◆ GIVEN EXERCISE:
Take every line from the material that has the word "Iekšzemes" in it.

◆ INFORMATION SHOWN:
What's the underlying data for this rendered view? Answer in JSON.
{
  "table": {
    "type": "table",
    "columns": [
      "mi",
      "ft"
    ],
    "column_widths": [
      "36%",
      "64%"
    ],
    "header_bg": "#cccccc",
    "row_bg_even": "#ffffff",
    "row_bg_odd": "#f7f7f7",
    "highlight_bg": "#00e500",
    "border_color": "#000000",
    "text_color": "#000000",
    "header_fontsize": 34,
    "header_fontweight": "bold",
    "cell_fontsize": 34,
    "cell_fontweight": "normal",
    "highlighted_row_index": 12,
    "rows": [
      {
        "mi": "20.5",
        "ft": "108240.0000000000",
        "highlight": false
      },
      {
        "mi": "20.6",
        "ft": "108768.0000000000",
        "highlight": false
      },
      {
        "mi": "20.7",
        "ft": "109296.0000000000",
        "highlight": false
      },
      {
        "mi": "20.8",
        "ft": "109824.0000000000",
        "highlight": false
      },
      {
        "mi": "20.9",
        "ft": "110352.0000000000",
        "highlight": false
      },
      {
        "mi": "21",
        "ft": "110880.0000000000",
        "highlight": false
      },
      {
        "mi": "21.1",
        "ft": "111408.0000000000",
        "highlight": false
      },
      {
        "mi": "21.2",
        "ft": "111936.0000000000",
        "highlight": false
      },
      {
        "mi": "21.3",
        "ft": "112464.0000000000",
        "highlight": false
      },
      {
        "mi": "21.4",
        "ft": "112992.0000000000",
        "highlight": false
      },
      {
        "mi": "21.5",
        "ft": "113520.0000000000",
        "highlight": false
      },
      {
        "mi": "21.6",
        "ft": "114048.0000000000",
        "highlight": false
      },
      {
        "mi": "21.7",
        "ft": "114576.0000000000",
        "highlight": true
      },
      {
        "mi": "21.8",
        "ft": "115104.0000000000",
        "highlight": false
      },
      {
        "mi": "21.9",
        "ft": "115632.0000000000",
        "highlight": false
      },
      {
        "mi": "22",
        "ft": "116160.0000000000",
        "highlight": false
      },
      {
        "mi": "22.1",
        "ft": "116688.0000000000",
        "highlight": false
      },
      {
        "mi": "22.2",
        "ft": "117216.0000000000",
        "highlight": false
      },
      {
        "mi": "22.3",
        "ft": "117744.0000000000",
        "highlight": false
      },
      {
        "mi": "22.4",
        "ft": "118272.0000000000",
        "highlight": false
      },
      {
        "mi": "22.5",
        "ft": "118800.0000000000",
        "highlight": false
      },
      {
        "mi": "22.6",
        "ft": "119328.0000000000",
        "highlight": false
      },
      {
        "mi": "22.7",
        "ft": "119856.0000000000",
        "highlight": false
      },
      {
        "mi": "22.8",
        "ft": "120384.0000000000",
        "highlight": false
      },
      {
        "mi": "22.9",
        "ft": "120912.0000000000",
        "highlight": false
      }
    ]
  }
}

--

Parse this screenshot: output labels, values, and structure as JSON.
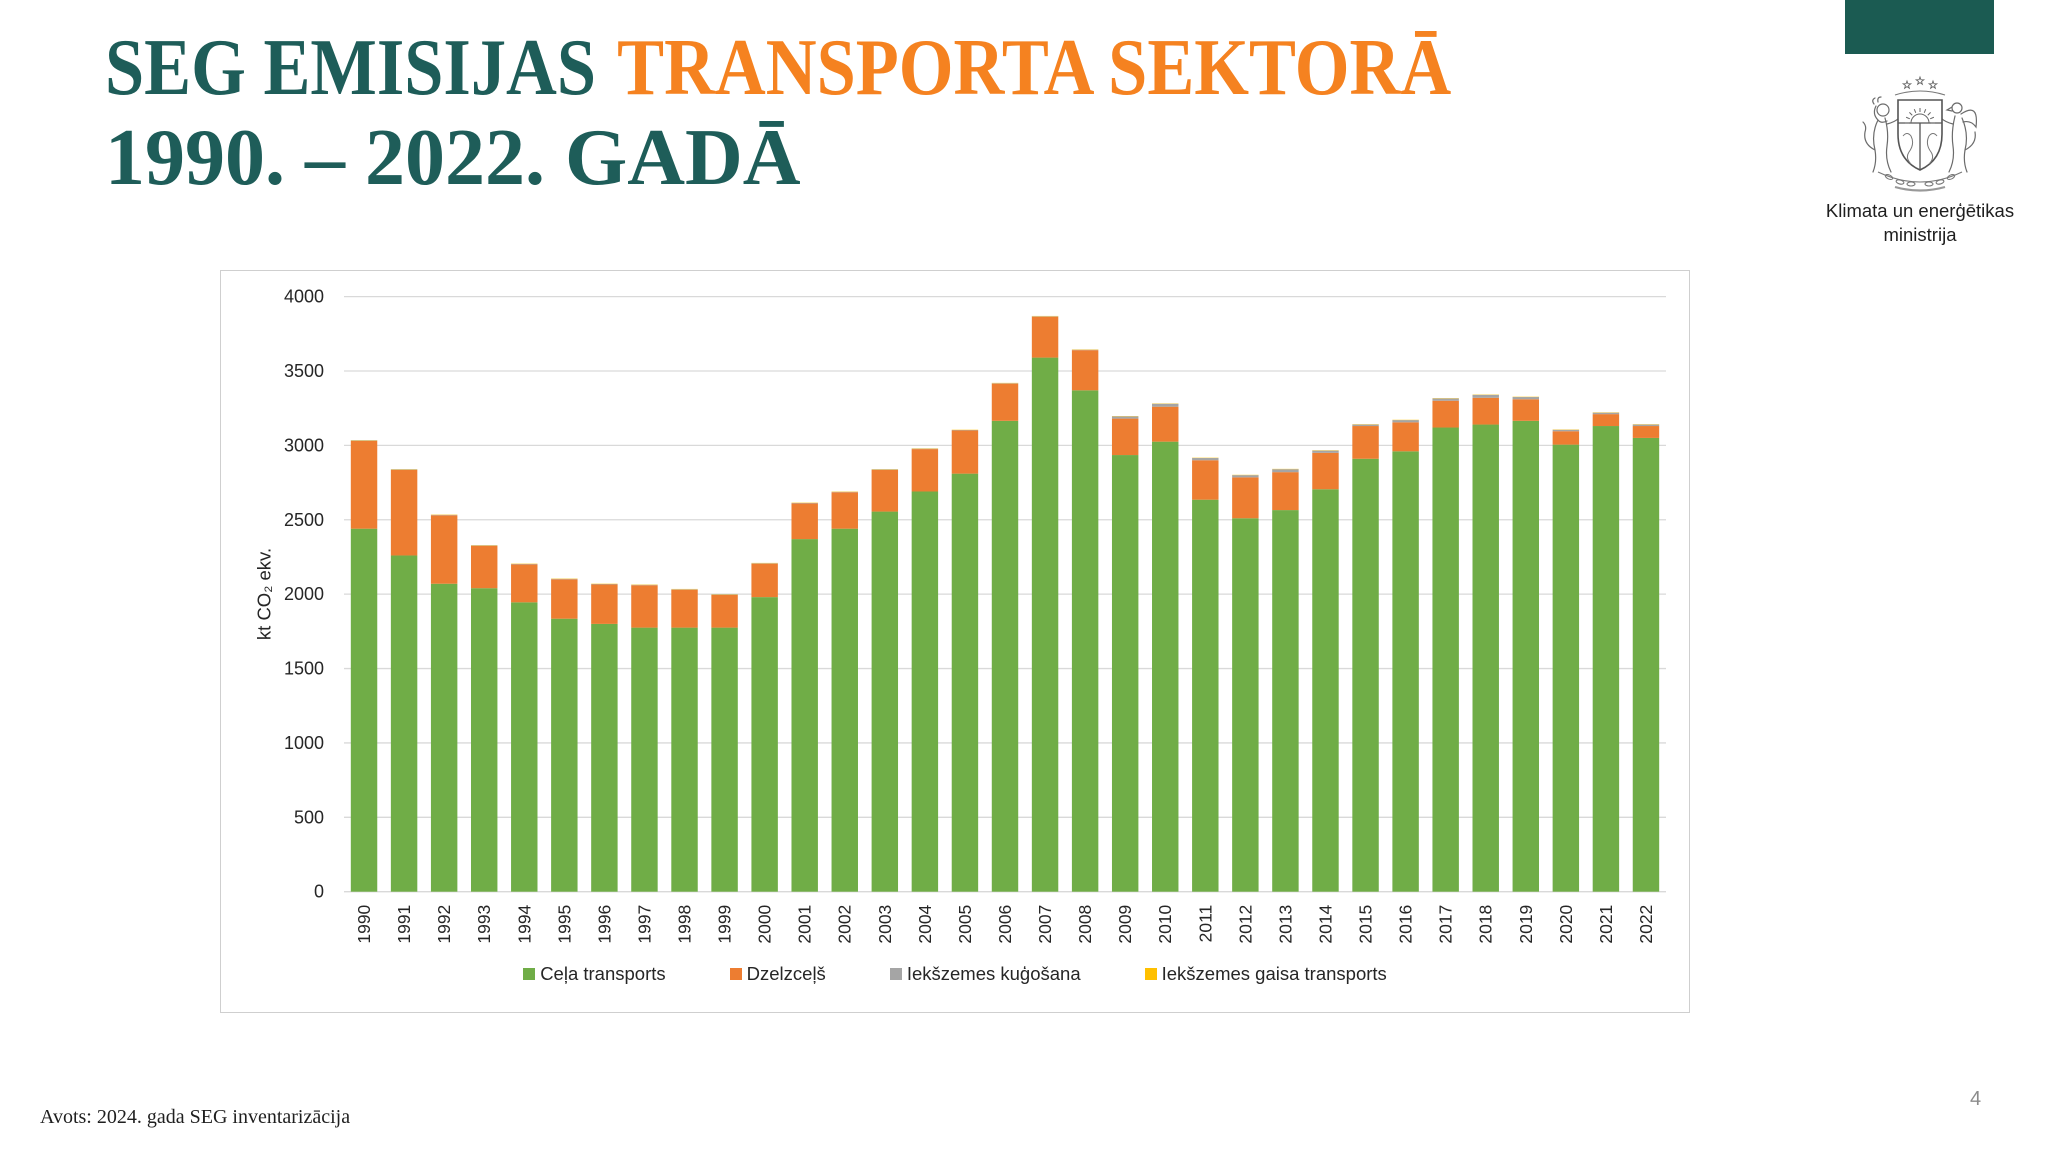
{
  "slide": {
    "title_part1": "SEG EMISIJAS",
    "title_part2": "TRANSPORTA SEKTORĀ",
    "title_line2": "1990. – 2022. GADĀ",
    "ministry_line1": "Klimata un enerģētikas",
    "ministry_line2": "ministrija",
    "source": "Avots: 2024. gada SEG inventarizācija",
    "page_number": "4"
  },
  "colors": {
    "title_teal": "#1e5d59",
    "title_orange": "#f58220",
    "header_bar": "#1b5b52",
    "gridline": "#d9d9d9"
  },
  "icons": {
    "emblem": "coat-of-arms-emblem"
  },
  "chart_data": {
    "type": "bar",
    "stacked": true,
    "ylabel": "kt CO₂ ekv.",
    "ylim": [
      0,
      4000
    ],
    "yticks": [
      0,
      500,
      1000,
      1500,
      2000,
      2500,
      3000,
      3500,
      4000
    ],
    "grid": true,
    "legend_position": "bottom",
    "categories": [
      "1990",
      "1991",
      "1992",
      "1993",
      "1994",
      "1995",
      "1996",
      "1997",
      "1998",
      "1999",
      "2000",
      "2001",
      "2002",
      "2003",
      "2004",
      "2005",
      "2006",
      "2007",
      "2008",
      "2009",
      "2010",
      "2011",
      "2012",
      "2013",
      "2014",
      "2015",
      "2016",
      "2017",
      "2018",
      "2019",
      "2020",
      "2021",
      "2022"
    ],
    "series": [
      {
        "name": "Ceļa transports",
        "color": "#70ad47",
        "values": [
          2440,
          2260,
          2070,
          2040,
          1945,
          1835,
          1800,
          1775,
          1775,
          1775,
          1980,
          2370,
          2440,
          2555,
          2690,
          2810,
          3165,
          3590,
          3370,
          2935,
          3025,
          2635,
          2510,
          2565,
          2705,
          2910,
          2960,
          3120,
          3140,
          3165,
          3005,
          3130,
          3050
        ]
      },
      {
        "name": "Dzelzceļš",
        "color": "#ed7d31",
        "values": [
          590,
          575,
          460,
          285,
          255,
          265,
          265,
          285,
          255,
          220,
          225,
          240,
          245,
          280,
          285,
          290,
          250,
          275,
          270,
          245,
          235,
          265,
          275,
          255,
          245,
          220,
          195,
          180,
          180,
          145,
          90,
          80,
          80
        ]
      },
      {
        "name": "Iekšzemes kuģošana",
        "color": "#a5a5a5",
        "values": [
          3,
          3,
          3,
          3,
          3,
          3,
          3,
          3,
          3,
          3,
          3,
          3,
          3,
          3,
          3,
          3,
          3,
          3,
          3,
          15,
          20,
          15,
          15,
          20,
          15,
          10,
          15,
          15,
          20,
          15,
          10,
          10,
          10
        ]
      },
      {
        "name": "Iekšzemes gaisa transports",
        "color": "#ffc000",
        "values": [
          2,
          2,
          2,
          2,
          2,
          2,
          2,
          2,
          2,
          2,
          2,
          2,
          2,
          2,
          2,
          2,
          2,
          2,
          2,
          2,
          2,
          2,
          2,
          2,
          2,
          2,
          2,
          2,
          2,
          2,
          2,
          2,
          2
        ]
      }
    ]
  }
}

...

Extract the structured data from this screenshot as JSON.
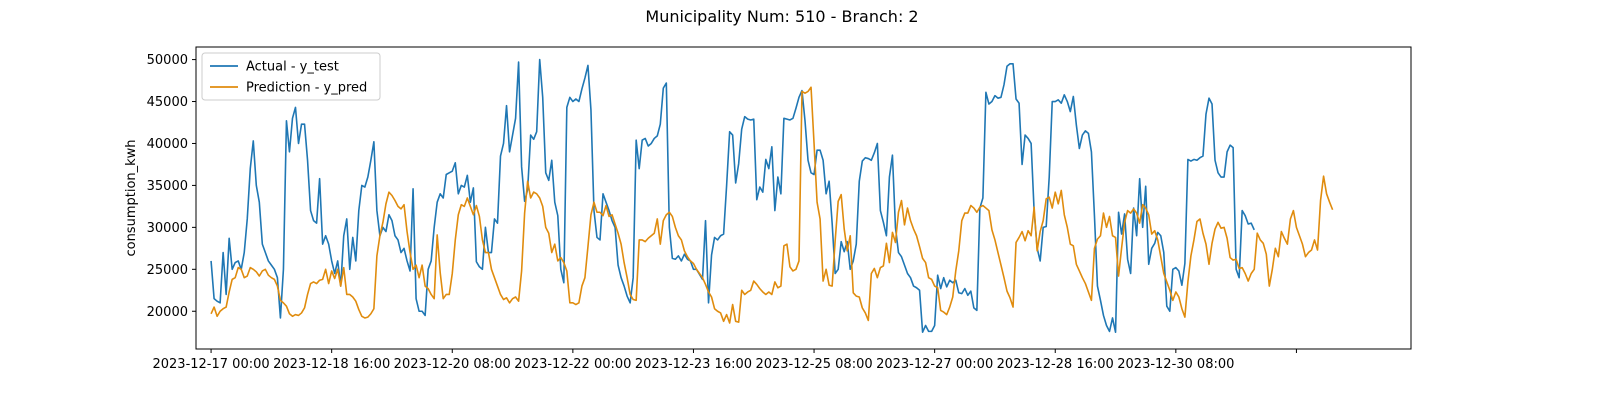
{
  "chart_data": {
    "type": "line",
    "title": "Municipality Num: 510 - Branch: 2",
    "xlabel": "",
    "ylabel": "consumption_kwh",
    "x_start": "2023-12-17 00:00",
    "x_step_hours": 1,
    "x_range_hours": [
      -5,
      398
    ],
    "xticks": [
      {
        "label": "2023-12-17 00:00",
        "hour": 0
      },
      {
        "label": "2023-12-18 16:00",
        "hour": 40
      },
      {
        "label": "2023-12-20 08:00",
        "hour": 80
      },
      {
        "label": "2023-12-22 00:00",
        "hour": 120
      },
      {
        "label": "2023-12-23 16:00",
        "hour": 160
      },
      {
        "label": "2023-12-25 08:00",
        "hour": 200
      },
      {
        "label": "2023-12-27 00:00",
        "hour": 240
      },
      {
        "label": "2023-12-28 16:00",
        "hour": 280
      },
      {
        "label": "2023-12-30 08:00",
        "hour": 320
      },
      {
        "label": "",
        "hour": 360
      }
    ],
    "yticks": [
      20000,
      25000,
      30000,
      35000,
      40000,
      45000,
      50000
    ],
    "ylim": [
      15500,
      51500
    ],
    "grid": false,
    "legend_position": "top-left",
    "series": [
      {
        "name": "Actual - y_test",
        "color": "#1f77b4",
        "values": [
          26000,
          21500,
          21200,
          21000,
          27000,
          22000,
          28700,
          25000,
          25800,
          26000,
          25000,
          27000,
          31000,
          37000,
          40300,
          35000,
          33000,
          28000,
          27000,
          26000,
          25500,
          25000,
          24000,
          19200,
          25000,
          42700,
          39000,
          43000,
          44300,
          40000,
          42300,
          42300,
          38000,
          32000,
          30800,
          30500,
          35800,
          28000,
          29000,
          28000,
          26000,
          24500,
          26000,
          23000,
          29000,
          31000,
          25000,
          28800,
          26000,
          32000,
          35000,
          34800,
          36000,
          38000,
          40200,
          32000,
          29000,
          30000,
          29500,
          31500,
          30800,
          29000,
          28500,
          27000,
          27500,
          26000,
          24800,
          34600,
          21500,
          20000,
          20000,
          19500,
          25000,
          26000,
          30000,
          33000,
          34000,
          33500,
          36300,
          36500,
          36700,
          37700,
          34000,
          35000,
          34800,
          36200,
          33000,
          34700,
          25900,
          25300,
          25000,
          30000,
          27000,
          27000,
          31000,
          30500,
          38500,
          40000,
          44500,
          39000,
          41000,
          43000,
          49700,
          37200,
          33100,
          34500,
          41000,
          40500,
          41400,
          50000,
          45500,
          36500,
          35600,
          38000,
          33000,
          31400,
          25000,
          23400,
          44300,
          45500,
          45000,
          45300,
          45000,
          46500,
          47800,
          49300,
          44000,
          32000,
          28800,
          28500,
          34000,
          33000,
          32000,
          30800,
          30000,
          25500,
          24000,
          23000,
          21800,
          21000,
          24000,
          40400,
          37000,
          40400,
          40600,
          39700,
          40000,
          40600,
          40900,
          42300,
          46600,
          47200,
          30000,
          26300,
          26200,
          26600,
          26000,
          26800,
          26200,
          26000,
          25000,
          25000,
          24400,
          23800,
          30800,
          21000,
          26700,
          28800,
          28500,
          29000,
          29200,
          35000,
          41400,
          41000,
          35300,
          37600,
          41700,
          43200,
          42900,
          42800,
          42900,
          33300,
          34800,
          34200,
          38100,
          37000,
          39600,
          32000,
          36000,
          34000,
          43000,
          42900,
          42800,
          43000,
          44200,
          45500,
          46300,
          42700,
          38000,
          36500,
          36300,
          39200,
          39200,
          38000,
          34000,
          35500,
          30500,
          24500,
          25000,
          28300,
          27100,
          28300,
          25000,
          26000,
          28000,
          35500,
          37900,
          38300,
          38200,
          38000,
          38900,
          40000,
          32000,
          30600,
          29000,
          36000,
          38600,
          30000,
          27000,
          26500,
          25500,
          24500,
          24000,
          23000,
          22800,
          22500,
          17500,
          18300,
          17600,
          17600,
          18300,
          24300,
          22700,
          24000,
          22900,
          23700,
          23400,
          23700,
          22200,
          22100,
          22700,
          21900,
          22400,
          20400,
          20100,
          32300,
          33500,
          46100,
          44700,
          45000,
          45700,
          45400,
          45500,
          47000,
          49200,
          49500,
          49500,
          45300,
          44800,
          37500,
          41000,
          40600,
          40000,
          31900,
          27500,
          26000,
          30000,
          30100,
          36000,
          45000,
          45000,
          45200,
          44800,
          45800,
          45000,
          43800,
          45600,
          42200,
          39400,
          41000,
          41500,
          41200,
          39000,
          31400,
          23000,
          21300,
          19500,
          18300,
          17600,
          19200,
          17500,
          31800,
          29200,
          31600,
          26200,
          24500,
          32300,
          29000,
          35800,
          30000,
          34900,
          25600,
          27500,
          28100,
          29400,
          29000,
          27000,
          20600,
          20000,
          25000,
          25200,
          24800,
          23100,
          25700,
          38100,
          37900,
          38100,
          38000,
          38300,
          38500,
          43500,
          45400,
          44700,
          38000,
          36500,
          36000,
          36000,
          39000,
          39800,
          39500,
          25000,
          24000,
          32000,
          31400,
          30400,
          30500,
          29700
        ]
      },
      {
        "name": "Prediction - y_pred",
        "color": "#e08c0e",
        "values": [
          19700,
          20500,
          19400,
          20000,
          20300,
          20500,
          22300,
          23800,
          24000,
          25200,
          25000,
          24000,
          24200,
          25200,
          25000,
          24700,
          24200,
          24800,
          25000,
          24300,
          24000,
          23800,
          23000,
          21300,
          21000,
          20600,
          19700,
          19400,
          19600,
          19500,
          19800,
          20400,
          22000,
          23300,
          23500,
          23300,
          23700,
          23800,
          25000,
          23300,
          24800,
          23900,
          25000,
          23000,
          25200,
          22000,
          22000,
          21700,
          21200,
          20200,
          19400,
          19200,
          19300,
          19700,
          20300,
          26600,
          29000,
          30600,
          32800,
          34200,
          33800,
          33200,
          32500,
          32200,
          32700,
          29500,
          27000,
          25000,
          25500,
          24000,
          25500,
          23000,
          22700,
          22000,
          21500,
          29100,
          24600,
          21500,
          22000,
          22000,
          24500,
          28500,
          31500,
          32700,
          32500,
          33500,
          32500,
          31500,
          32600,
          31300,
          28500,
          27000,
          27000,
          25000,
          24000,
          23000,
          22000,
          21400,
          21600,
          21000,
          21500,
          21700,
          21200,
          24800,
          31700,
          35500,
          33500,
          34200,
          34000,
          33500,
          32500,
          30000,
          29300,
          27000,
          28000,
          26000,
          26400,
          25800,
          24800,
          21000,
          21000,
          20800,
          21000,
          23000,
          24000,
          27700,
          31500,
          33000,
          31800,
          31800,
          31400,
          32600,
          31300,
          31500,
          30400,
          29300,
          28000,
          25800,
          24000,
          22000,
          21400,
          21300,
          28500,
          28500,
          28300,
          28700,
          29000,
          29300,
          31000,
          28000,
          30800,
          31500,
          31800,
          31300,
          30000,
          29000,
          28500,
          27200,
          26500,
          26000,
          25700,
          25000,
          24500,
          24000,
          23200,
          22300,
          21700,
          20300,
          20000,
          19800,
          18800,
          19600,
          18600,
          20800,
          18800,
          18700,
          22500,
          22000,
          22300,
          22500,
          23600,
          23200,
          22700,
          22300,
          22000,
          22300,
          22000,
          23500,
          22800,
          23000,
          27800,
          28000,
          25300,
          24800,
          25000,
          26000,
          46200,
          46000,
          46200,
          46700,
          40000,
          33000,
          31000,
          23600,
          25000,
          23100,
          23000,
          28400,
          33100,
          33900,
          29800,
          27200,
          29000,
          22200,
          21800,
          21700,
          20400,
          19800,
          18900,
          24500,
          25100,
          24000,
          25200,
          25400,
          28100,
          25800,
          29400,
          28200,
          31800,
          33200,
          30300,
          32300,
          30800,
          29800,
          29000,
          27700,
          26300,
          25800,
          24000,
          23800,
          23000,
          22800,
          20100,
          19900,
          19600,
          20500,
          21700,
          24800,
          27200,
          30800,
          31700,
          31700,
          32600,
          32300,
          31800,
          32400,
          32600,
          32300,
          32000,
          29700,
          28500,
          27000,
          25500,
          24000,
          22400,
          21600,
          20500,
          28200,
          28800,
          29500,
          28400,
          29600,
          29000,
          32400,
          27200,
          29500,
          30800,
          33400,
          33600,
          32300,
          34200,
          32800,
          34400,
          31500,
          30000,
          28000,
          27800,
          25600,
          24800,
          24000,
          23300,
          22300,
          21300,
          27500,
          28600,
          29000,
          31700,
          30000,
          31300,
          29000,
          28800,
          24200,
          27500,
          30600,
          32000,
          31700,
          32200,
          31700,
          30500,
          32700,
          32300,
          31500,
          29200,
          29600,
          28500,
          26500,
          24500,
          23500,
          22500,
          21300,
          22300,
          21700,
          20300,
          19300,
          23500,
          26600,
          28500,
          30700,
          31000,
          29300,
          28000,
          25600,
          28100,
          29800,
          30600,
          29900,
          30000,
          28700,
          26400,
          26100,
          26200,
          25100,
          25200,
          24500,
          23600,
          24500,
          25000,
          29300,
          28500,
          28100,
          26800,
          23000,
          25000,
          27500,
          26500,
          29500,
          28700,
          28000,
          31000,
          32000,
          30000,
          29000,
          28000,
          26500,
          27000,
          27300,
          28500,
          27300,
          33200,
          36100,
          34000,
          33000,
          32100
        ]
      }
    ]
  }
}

◆ PROBLEM SOLUTION:
        "name": "Iekšzemes kuģošana",
        "name": "Iekšzemes gaisa transports",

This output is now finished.